## STATED PROBLEM
In the listing that follows, count the lines holding the word "Rooms" and report only that number.

##### EXERCISE INPUT #####

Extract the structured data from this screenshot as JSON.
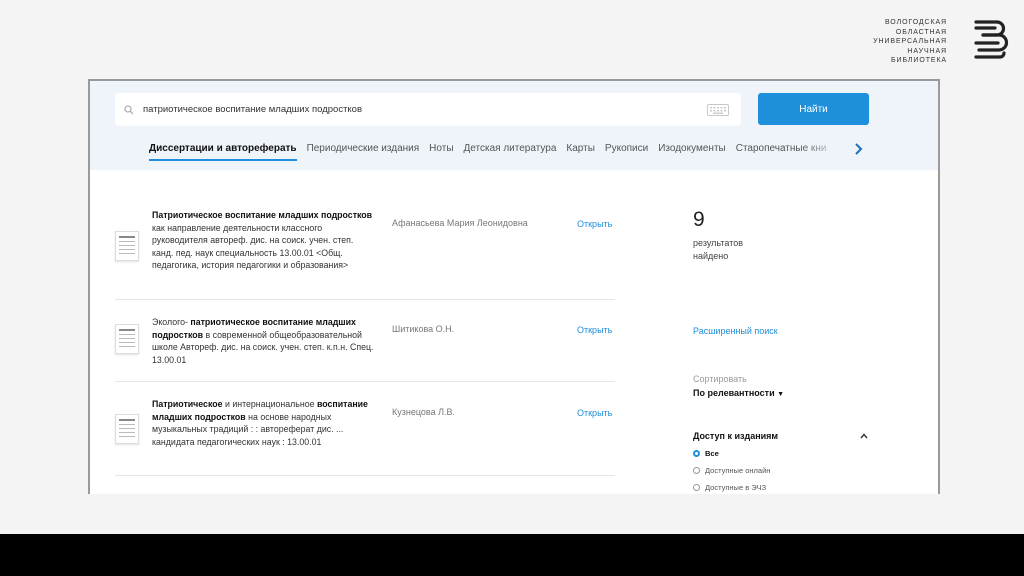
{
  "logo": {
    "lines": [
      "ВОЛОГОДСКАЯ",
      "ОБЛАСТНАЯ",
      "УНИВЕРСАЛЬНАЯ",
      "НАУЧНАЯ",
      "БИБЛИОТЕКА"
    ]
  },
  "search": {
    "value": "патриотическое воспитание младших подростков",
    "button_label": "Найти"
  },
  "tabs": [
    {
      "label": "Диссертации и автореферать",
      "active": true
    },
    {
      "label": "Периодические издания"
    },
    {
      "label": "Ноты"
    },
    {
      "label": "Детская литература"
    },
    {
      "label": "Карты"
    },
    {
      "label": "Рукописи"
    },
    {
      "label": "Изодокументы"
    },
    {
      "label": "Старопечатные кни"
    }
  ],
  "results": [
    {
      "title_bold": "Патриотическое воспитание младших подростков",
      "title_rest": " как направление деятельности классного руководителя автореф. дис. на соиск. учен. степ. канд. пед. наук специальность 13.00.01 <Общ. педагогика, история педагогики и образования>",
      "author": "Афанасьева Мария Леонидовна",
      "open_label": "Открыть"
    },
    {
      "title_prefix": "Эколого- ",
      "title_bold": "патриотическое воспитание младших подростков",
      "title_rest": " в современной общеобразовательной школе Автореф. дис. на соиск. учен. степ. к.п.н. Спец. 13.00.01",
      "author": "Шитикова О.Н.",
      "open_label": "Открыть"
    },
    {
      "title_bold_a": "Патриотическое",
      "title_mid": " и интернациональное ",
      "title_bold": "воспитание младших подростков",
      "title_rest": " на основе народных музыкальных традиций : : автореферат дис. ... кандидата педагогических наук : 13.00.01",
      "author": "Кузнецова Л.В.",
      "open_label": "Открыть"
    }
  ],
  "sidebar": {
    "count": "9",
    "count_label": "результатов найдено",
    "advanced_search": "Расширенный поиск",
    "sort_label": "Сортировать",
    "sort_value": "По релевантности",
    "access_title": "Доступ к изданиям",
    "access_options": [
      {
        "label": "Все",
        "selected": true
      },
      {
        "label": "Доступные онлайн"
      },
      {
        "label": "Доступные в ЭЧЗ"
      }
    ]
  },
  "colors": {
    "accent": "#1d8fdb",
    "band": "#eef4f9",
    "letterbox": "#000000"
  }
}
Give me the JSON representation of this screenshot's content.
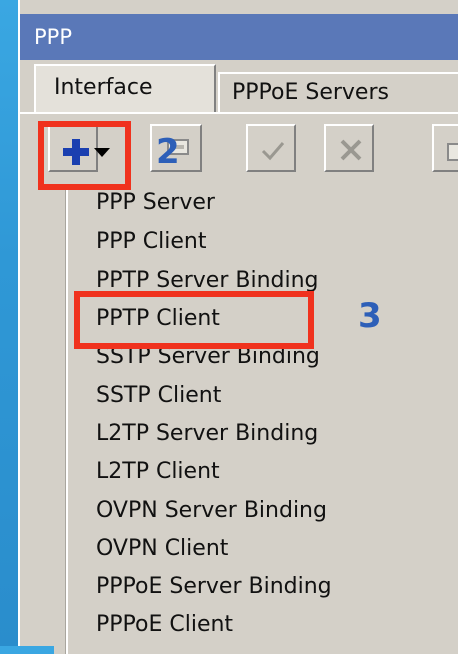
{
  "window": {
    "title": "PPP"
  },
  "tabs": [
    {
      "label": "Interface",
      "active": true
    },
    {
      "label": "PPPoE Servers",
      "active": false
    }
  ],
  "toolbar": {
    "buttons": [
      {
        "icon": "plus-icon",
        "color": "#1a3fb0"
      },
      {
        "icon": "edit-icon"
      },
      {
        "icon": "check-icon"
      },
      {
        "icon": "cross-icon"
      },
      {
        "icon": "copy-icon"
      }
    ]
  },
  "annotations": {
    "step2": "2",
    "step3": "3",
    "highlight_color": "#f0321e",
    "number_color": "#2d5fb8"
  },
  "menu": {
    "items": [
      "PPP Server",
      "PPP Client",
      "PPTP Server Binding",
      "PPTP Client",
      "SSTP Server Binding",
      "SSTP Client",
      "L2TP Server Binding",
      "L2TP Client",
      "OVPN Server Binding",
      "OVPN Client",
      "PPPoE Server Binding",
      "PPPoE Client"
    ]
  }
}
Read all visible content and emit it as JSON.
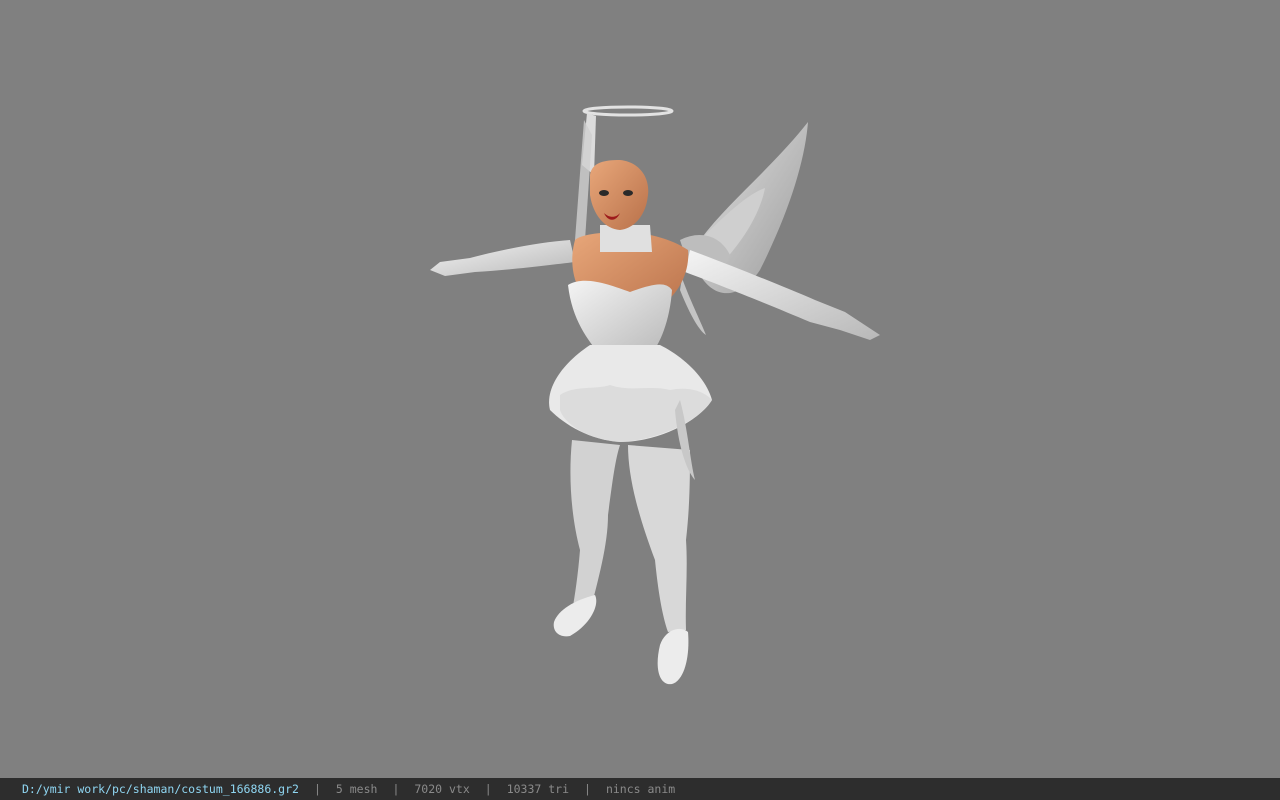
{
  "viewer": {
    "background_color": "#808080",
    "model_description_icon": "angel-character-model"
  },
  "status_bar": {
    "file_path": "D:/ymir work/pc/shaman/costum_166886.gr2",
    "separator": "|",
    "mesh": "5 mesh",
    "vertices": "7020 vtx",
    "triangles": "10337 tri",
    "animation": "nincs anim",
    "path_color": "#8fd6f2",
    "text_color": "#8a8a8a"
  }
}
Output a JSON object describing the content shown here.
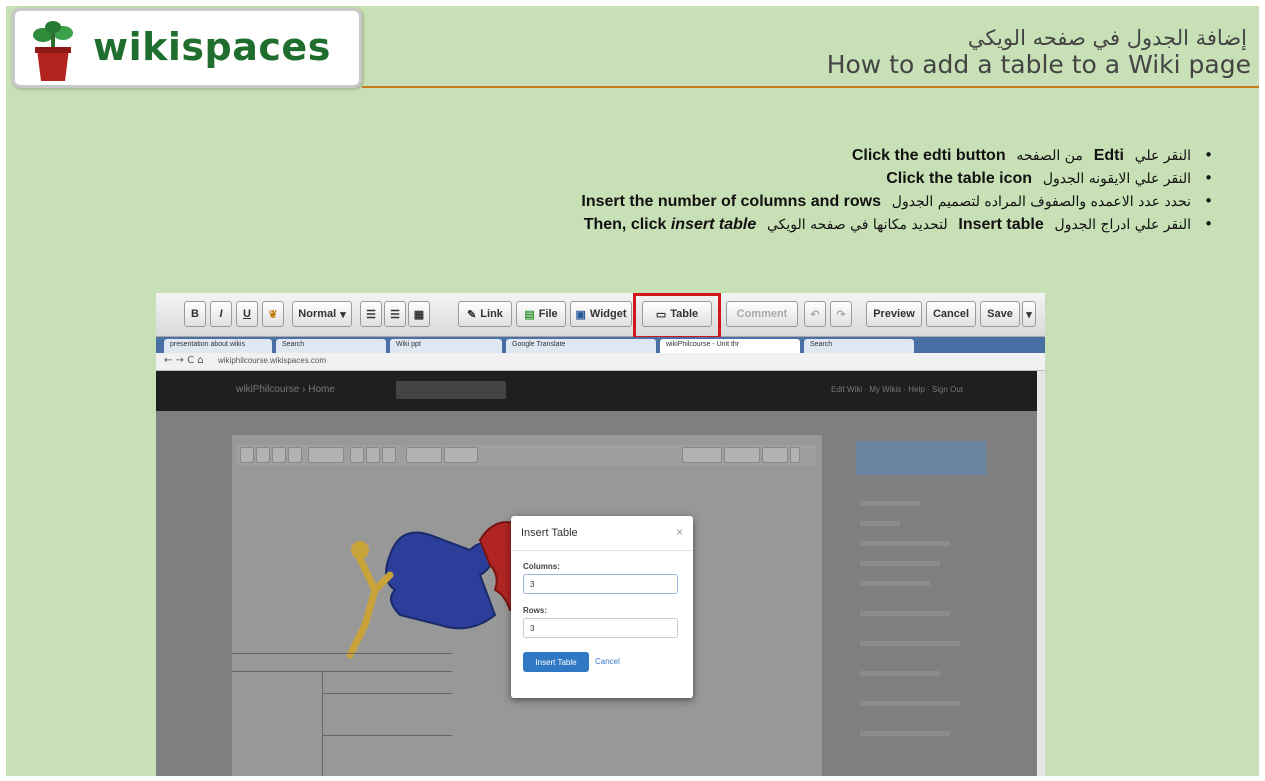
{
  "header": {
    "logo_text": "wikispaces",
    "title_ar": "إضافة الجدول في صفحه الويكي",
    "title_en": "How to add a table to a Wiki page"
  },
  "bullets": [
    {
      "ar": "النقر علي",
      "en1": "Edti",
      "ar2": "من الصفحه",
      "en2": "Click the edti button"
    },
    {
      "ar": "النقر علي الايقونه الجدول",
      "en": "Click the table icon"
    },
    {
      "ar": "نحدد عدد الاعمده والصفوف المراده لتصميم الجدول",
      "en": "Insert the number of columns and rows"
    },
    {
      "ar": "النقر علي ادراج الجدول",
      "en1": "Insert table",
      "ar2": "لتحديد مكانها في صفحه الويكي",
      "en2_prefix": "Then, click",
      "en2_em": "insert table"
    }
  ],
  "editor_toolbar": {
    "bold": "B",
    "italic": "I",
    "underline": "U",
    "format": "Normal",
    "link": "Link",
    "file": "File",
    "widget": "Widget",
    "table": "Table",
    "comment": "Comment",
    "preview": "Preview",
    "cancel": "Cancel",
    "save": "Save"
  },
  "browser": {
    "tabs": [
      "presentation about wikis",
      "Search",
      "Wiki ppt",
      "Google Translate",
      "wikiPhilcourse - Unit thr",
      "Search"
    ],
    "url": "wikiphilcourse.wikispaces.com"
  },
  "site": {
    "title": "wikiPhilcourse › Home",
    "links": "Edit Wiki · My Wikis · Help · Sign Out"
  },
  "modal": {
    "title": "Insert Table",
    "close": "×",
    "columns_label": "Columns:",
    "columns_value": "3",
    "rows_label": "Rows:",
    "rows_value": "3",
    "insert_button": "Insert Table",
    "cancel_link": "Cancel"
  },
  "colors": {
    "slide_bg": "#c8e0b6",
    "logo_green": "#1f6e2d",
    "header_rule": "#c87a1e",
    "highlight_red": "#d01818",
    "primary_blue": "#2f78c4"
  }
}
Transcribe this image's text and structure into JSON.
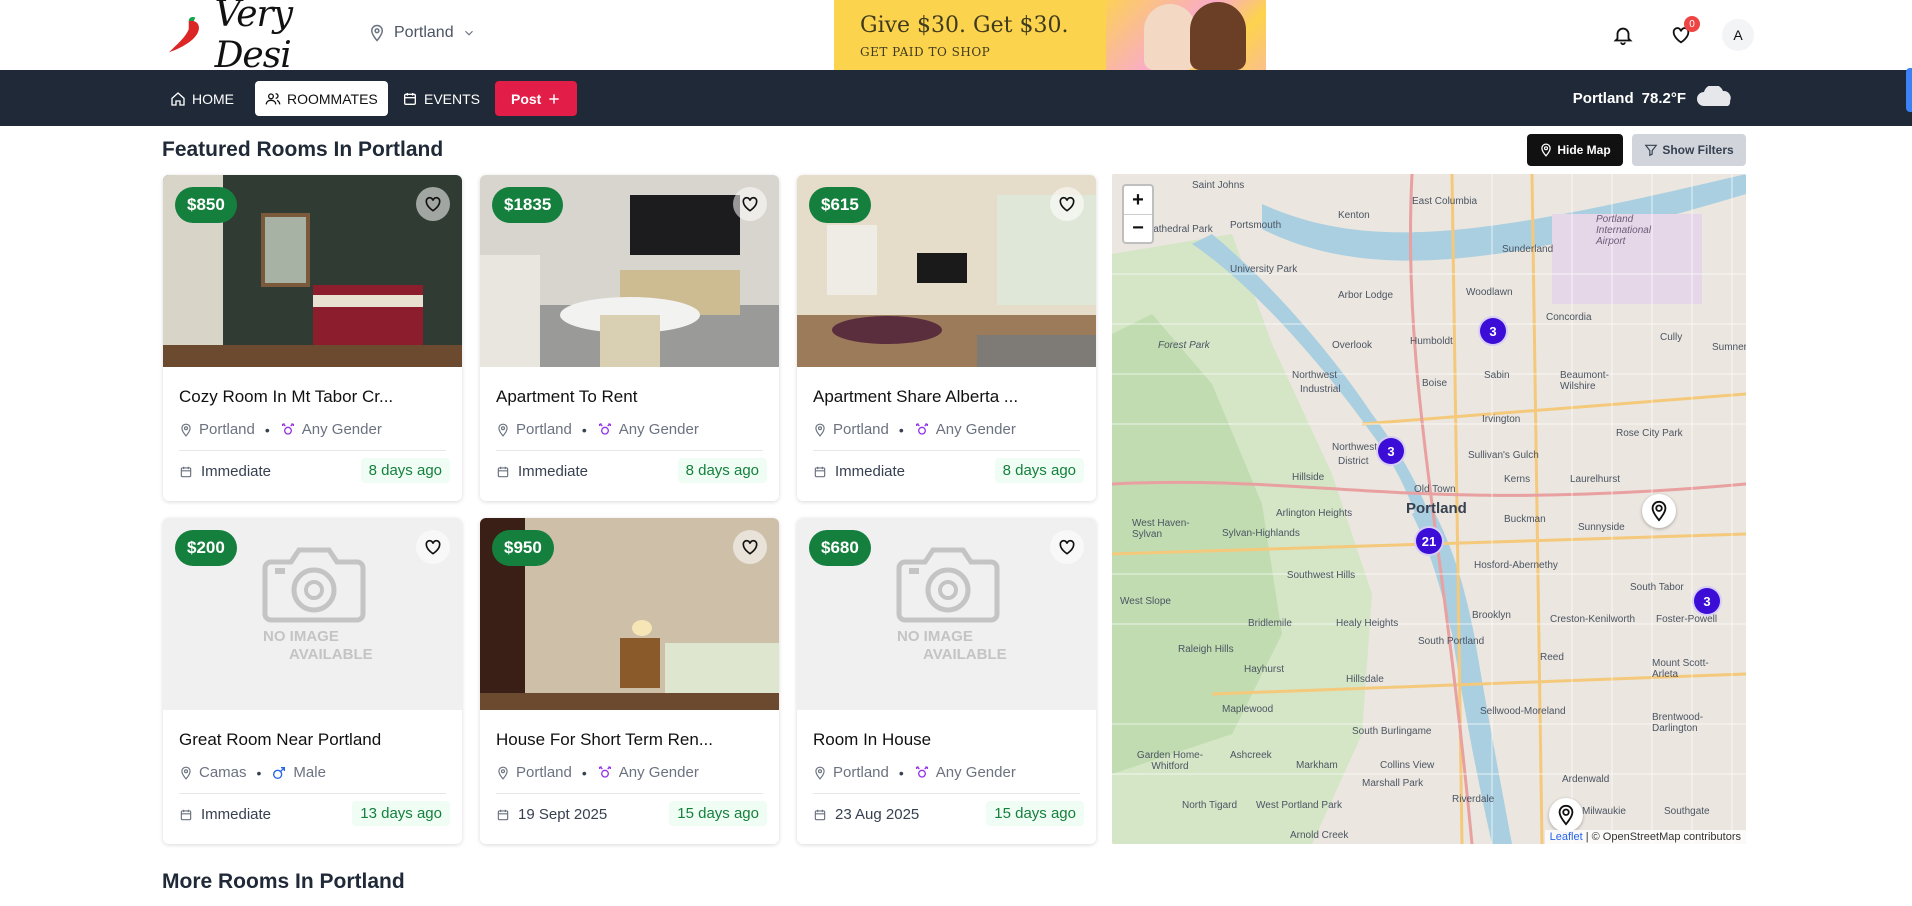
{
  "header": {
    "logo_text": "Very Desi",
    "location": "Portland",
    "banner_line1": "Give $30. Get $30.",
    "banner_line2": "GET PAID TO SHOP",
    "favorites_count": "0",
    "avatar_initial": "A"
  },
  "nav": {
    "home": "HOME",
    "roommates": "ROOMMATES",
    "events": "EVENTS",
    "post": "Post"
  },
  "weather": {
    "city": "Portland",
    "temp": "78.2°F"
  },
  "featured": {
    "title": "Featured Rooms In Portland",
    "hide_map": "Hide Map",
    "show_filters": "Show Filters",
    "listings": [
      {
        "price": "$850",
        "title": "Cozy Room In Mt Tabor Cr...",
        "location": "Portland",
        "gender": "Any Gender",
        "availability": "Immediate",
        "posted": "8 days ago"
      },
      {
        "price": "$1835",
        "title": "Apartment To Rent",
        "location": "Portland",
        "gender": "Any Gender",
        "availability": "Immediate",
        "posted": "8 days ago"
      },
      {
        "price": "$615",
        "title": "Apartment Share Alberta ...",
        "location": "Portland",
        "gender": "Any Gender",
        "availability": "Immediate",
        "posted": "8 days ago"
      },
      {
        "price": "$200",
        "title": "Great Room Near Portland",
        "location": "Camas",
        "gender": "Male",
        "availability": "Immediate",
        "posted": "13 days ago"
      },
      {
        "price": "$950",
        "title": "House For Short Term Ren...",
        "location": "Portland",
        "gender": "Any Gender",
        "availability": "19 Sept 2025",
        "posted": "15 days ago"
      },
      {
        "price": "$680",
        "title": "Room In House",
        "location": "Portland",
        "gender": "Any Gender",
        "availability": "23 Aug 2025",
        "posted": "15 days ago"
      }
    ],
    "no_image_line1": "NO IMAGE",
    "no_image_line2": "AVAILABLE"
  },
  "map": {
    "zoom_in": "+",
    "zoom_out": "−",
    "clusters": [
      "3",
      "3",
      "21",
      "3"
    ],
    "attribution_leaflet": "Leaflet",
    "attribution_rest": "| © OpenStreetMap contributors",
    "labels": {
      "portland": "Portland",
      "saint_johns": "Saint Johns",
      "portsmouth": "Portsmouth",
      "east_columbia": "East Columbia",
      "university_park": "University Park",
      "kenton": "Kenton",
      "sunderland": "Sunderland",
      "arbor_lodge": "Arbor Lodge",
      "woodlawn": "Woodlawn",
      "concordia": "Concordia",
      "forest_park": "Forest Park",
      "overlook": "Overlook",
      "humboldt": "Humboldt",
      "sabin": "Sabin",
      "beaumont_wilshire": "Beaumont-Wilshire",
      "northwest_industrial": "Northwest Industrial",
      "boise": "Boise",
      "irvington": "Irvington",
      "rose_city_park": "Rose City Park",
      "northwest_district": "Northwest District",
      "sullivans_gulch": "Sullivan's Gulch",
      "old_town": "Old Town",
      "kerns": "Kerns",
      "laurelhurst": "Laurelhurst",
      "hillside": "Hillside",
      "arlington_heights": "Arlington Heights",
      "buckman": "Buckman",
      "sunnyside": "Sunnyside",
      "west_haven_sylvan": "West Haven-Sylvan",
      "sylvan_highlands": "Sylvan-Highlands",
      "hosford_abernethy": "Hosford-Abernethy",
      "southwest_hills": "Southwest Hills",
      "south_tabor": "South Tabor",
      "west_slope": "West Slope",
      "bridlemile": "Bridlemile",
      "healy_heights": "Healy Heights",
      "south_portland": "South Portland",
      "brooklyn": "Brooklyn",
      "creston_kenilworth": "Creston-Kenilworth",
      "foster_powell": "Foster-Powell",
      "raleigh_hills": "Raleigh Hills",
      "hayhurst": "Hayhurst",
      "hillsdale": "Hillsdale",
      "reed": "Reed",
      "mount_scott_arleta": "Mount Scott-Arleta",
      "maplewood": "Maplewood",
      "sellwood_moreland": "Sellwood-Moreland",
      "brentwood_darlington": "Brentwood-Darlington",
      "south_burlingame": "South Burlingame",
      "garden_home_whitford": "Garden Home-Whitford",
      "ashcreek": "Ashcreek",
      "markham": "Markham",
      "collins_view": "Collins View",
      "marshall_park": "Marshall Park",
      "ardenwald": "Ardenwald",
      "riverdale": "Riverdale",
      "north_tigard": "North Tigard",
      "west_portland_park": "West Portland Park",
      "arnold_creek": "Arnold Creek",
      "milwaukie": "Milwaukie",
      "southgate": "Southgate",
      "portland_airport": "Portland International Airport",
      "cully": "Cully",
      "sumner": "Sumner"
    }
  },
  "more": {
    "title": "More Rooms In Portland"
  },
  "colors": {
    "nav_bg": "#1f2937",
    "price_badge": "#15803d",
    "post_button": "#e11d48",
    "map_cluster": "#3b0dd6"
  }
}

#####

## FULL RESPONSE
2